REQUIRED TASK:
Reproduce every entry exactly and leave its pictures out.

Dataset items
□ □ □
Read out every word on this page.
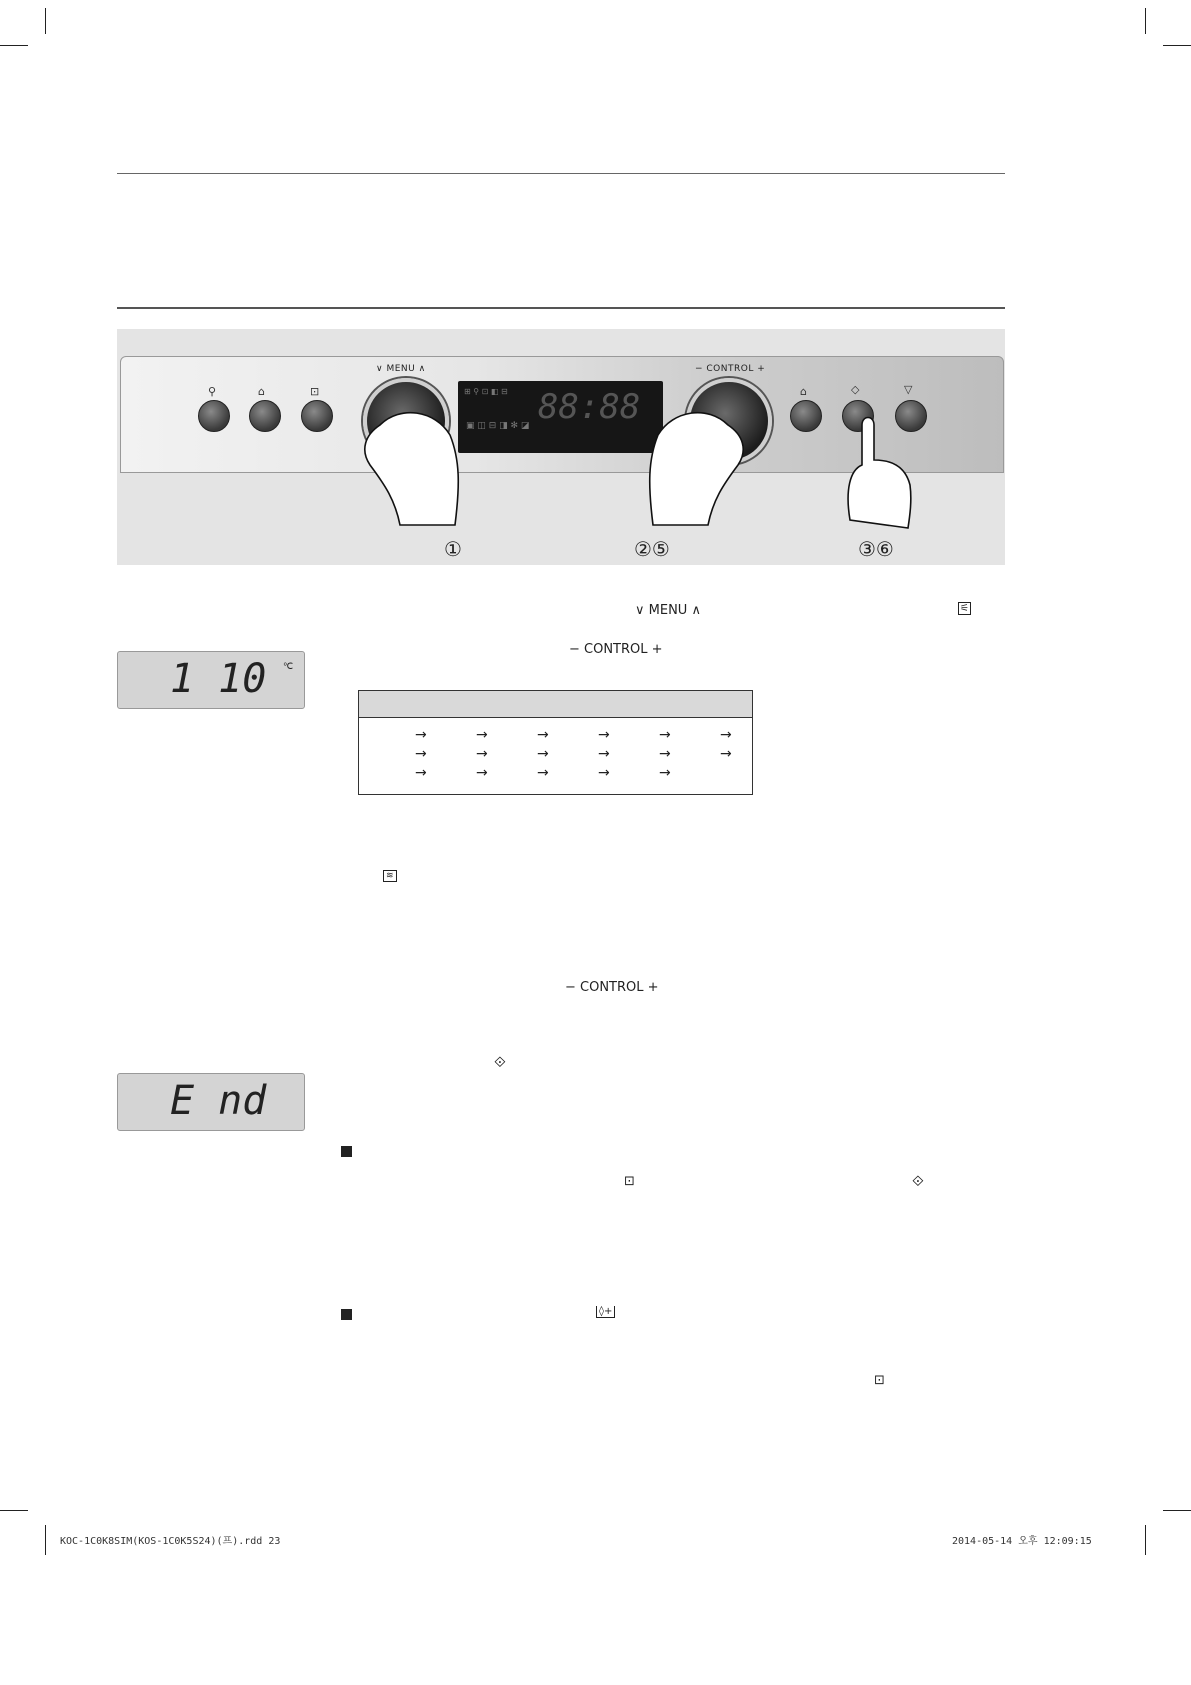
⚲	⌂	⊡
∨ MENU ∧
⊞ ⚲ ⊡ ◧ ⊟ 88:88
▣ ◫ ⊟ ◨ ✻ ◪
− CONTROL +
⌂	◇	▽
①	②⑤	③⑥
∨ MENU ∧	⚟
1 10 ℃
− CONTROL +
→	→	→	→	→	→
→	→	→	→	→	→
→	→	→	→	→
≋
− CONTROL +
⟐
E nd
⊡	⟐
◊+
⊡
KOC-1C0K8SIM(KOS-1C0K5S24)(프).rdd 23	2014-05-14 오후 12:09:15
□ □ □
FULL RESPONSE:
Read out every word on this page.
⚲	⌂	⊡
∨ MENU ∧
⊞ ⚲ ⊡ ◧ ⊟ 88:88
▣ ◫ ⊟ ◨ ✻ ◪
− CONTROL +
⌂	◇	▽
①	②⑤	③⑥
∨ MENU ∧	⚟
1 10 ℃
− CONTROL +
→	→	→	→	→	→
→	→	→	→	→	→
→	→	→	→	→
≋
− CONTROL +
⟐
E nd
⊡	⟐
◊+
⊡
KOC-1C0K8SIM(KOS-1C0K5S24)(프).rdd 23	2014-05-14 오후 12:09:15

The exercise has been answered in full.